◆ TASK TO COMPLETE ◆
Quote the whole listing exactly. Leave the pictures out of your copy.

◆ DATASET RECORDS ◆
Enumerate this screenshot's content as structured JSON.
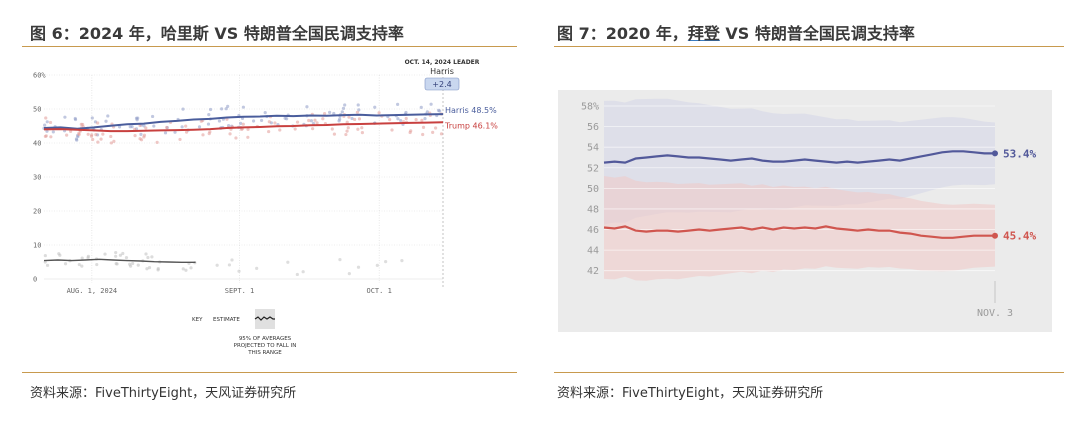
{
  "left_panel": {
    "title": "图 6：2024 年，哈里斯 VS 特朗普全国民调支持率",
    "source": "资料来源：FiveThirtyEight，天风证券研究所"
  },
  "right_panel": {
    "title_prefix": "图 7：2020 年，",
    "title_underlined": "拜登",
    "title_suffix": " VS 特朗普全国民调支持率",
    "source": "资料来源：FiveThirtyEight，天风证券研究所"
  },
  "colors": {
    "accent_rule": "#c89a4e",
    "harris": "#4a5d9c",
    "trump": "#c8403f",
    "biden": "#52599a",
    "trump_2020": "#d0564f",
    "other": "#555555"
  },
  "chart_data": [
    {
      "type": "line",
      "y_ticks": [
        "60%",
        "50",
        "40",
        "30",
        "20",
        "10",
        "0"
      ],
      "ylim": [
        0,
        60
      ],
      "x_ticks": [
        "AUG. 1, 2024",
        "SEPT. 1",
        "OCT. 1"
      ],
      "grid": true,
      "leader_box": {
        "date": "OCT. 14, 2024 LEADER",
        "name": "Harris",
        "margin": "+2.4"
      },
      "key": {
        "label": "KEY",
        "estimate": "ESTIMATE",
        "range_note": "95% OF AVERAGES PROJECTED TO FALL IN THIS RANGE"
      },
      "series": [
        {
          "name": "Harris",
          "end_label": "Harris 48.5%",
          "color": "#4a5d9c",
          "values": [
            44.4,
            44.6,
            44.2,
            44.6,
            45.1,
            45.5,
            45.7,
            46.2,
            46.5,
            46.9,
            47.1,
            47.5,
            47.7,
            47.8,
            48.0,
            47.9,
            48.1,
            48.0,
            48.2,
            48.3,
            48.1,
            48.2,
            48.3,
            48.4,
            48.5
          ]
        },
        {
          "name": "Trump",
          "end_label": "Trump 46.1%",
          "color": "#c8403f",
          "values": [
            44.0,
            44.1,
            43.9,
            43.7,
            43.5,
            43.5,
            43.6,
            43.7,
            43.8,
            43.9,
            44.1,
            44.4,
            44.6,
            44.7,
            44.9,
            45.0,
            45.2,
            45.3,
            45.5,
            45.6,
            45.7,
            45.8,
            45.9,
            46.0,
            46.1
          ]
        },
        {
          "name": "",
          "end_label": "",
          "color": "#555555",
          "values": [
            5.4,
            5.6,
            5.4,
            5.6,
            5.8,
            5.6,
            5.4,
            5.3,
            5.1,
            5.0,
            4.9,
            4.9
          ],
          "x_fraction_end": 0.38
        }
      ]
    },
    {
      "type": "line",
      "y_ticks": [
        "58%",
        "56",
        "54",
        "52",
        "50",
        "48",
        "46",
        "44",
        "42"
      ],
      "ylim": [
        41,
        58
      ],
      "x_ticks": [
        "NOV. 3"
      ],
      "grid": true,
      "series": [
        {
          "name": "Biden",
          "end_label": "53.4%",
          "color": "#52599a",
          "values": [
            52.5,
            52.6,
            52.5,
            52.9,
            53.0,
            53.1,
            53.2,
            53.1,
            53.0,
            53.0,
            52.9,
            52.8,
            52.7,
            52.8,
            52.9,
            52.7,
            52.6,
            52.6,
            52.7,
            52.8,
            52.7,
            52.6,
            52.5,
            52.6,
            52.5,
            52.6,
            52.7,
            52.8,
            52.7,
            52.9,
            53.1,
            53.3,
            53.5,
            53.6,
            53.6,
            53.5,
            53.4,
            53.4
          ]
        },
        {
          "name": "Trump",
          "end_label": "45.4%",
          "color": "#d0564f",
          "values": [
            46.2,
            46.1,
            46.3,
            45.9,
            45.8,
            45.9,
            45.9,
            45.8,
            45.9,
            46.0,
            45.9,
            46.0,
            46.1,
            46.2,
            46.0,
            46.2,
            46.0,
            46.2,
            46.1,
            46.2,
            46.1,
            46.3,
            46.1,
            46.0,
            45.9,
            46.0,
            45.9,
            45.9,
            45.7,
            45.6,
            45.4,
            45.3,
            45.2,
            45.2,
            45.3,
            45.4,
            45.4,
            45.4
          ]
        }
      ]
    }
  ]
}
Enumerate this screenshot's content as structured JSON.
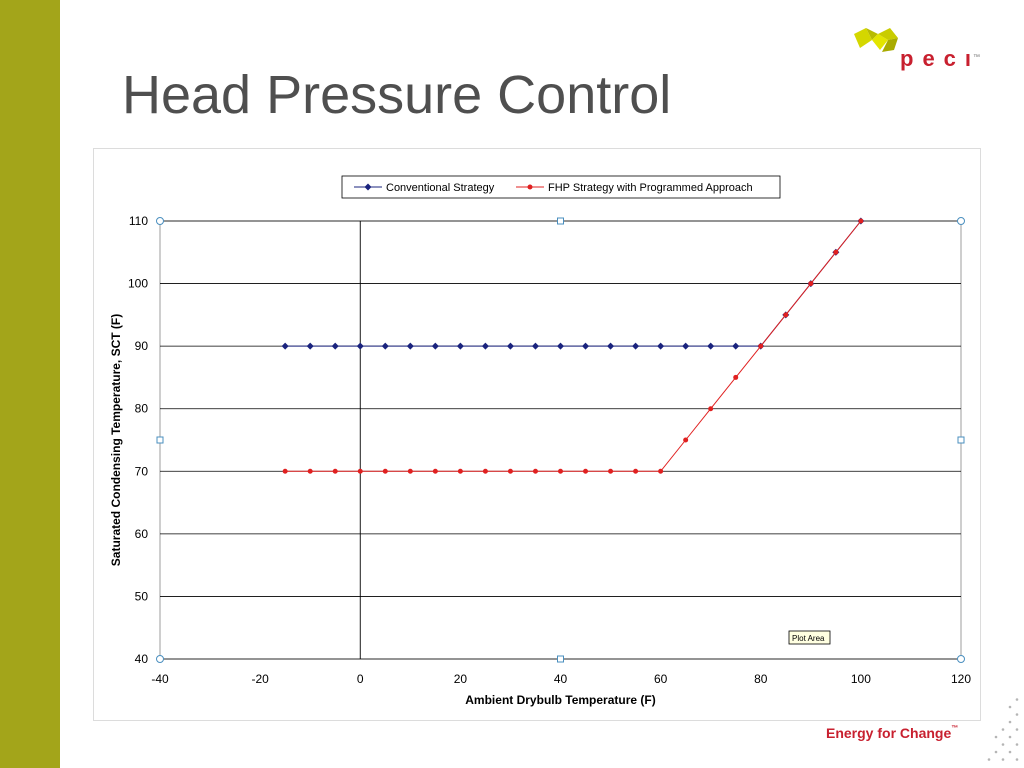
{
  "slide": {
    "title": "Head Pressure Control",
    "logo_text": "pecı",
    "logo_tm": "™",
    "tagline": "Energy for Change",
    "tagline_tm": "™",
    "accent_color": "#a3a51a",
    "brand_color": "#c8202f"
  },
  "chart_data": {
    "type": "line",
    "title": "",
    "xlabel": "Ambient Drybulb Temperature (F)",
    "ylabel": "Saturated Condensing Temperature, SCT (F)",
    "xlim": [
      -40,
      120
    ],
    "ylim": [
      40,
      110
    ],
    "xticks": [
      -40,
      -20,
      0,
      20,
      40,
      60,
      80,
      100,
      120
    ],
    "yticks": [
      40,
      50,
      60,
      70,
      80,
      90,
      100,
      110
    ],
    "grid": "horizontal",
    "legend_position": "top",
    "plot_area_label": "Plot Area",
    "series": [
      {
        "name": "Conventional  Strategy",
        "color": "#1a237e",
        "marker": "diamond",
        "x": [
          -15,
          -10,
          -5,
          0,
          5,
          10,
          15,
          20,
          25,
          30,
          35,
          40,
          45,
          50,
          55,
          60,
          65,
          70,
          75,
          80,
          85,
          90,
          95,
          100
        ],
        "y": [
          90,
          90,
          90,
          90,
          90,
          90,
          90,
          90,
          90,
          90,
          90,
          90,
          90,
          90,
          90,
          90,
          90,
          90,
          90,
          90,
          95,
          100,
          105,
          110
        ]
      },
      {
        "name": "FHP Strategy  with  Programmed  Approach",
        "color": "#e02020",
        "marker": "circle",
        "x": [
          -15,
          -10,
          -5,
          0,
          5,
          10,
          15,
          20,
          25,
          30,
          35,
          40,
          45,
          50,
          55,
          60,
          65,
          70,
          75,
          80,
          85,
          90,
          95,
          100
        ],
        "y": [
          70,
          70,
          70,
          70,
          70,
          70,
          70,
          70,
          70,
          70,
          70,
          70,
          70,
          70,
          70,
          70,
          75,
          80,
          85,
          90,
          95,
          100,
          105,
          110
        ]
      }
    ]
  }
}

◆ RESPONSE TO THE TASK ◆
Enumerate this screenshot's content as structured JSON.
{
  "left_panel": {
    "title": "图 6：2024 年，哈里斯 VS 特朗普全国民调支持率",
    "source": "资料来源：FiveThirtyEight，天风证券研究所"
  },
  "right_panel": {
    "title_prefix": "图 7：2020 年，",
    "title_underlined": "拜登",
    "title_suffix": " VS 特朗普全国民调支持率",
    "source": "资料来源：FiveThirtyEight，天风证券研究所"
  },
  "colors": {
    "accent_rule": "#c89a4e",
    "harris": "#4a5d9c",
    "trump": "#c8403f",
    "biden": "#52599a",
    "trump_2020": "#d0564f",
    "other": "#555555"
  },
  "chart_data": [
    {
      "type": "line",
      "y_ticks": [
        "60%",
        "50",
        "40",
        "30",
        "20",
        "10",
        "0"
      ],
      "ylim": [
        0,
        60
      ],
      "x_ticks": [
        "AUG. 1, 2024",
        "SEPT. 1",
        "OCT. 1"
      ],
      "grid": true,
      "leader_box": {
        "date": "OCT. 14, 2024 LEADER",
        "name": "Harris",
        "margin": "+2.4"
      },
      "key": {
        "label": "KEY",
        "estimate": "ESTIMATE",
        "range_note": "95% OF AVERAGES PROJECTED TO FALL IN THIS RANGE"
      },
      "series": [
        {
          "name": "Harris",
          "end_label": "Harris 48.5%",
          "color": "#4a5d9c",
          "values": [
            44.4,
            44.6,
            44.2,
            44.6,
            45.1,
            45.5,
            45.7,
            46.2,
            46.5,
            46.9,
            47.1,
            47.5,
            47.7,
            47.8,
            48.0,
            47.9,
            48.1,
            48.0,
            48.2,
            48.3,
            48.1,
            48.2,
            48.3,
            48.4,
            48.5
          ]
        },
        {
          "name": "Trump",
          "end_label": "Trump 46.1%",
          "color": "#c8403f",
          "values": [
            44.0,
            44.1,
            43.9,
            43.7,
            43.5,
            43.5,
            43.6,
            43.7,
            43.8,
            43.9,
            44.1,
            44.4,
            44.6,
            44.7,
            44.9,
            45.0,
            45.2,
            45.3,
            45.5,
            45.6,
            45.7,
            45.8,
            45.9,
            46.0,
            46.1
          ]
        },
        {
          "name": "",
          "end_label": "",
          "color": "#555555",
          "values": [
            5.4,
            5.6,
            5.4,
            5.6,
            5.8,
            5.6,
            5.4,
            5.3,
            5.1,
            5.0,
            4.9,
            4.9
          ],
          "x_fraction_end": 0.38
        }
      ]
    },
    {
      "type": "line",
      "y_ticks": [
        "58%",
        "56",
        "54",
        "52",
        "50",
        "48",
        "46",
        "44",
        "42"
      ],
      "ylim": [
        41,
        58
      ],
      "x_ticks": [
        "NOV. 3"
      ],
      "grid": true,
      "series": [
        {
          "name": "Biden",
          "end_label": "53.4%",
          "color": "#52599a",
          "values": [
            52.5,
            52.6,
            52.5,
            52.9,
            53.0,
            53.1,
            53.2,
            53.1,
            53.0,
            53.0,
            52.9,
            52.8,
            52.7,
            52.8,
            52.9,
            52.7,
            52.6,
            52.6,
            52.7,
            52.8,
            52.7,
            52.6,
            52.5,
            52.6,
            52.5,
            52.6,
            52.7,
            52.8,
            52.7,
            52.9,
            53.1,
            53.3,
            53.5,
            53.6,
            53.6,
            53.5,
            53.4,
            53.4
          ]
        },
        {
          "name": "Trump",
          "end_label": "45.4%",
          "color": "#d0564f",
          "values": [
            46.2,
            46.1,
            46.3,
            45.9,
            45.8,
            45.9,
            45.9,
            45.8,
            45.9,
            46.0,
            45.9,
            46.0,
            46.1,
            46.2,
            46.0,
            46.2,
            46.0,
            46.2,
            46.1,
            46.2,
            46.1,
            46.3,
            46.1,
            46.0,
            45.9,
            46.0,
            45.9,
            45.9,
            45.7,
            45.6,
            45.4,
            45.3,
            45.2,
            45.2,
            45.3,
            45.4,
            45.4,
            45.4
          ]
        }
      ]
    }
  ]
}
Enumerate this screenshot's content as structured JSON.
{
  "slide": {
    "title": "Head Pressure Control",
    "logo_text": "pecı",
    "logo_tm": "™",
    "tagline": "Energy for Change",
    "tagline_tm": "™",
    "accent_color": "#a3a51a",
    "brand_color": "#c8202f"
  },
  "chart_data": {
    "type": "line",
    "title": "",
    "xlabel": "Ambient Drybulb Temperature (F)",
    "ylabel": "Saturated Condensing Temperature, SCT (F)",
    "xlim": [
      -40,
      120
    ],
    "ylim": [
      40,
      110
    ],
    "xticks": [
      -40,
      -20,
      0,
      20,
      40,
      60,
      80,
      100,
      120
    ],
    "yticks": [
      40,
      50,
      60,
      70,
      80,
      90,
      100,
      110
    ],
    "grid": "horizontal",
    "legend_position": "top",
    "plot_area_label": "Plot Area",
    "series": [
      {
        "name": "Conventional  Strategy",
        "color": "#1a237e",
        "marker": "diamond",
        "x": [
          -15,
          -10,
          -5,
          0,
          5,
          10,
          15,
          20,
          25,
          30,
          35,
          40,
          45,
          50,
          55,
          60,
          65,
          70,
          75,
          80,
          85,
          90,
          95,
          100
        ],
        "y": [
          90,
          90,
          90,
          90,
          90,
          90,
          90,
          90,
          90,
          90,
          90,
          90,
          90,
          90,
          90,
          90,
          90,
          90,
          90,
          90,
          95,
          100,
          105,
          110
        ]
      },
      {
        "name": "FHP Strategy  with  Programmed  Approach",
        "color": "#e02020",
        "marker": "circle",
        "x": [
          -15,
          -10,
          -5,
          0,
          5,
          10,
          15,
          20,
          25,
          30,
          35,
          40,
          45,
          50,
          55,
          60,
          65,
          70,
          75,
          80,
          85,
          90,
          95,
          100
        ],
        "y": [
          70,
          70,
          70,
          70,
          70,
          70,
          70,
          70,
          70,
          70,
          70,
          70,
          70,
          70,
          70,
          70,
          75,
          80,
          85,
          90,
          95,
          100,
          105,
          110
        ]
      }
    ]
  }
}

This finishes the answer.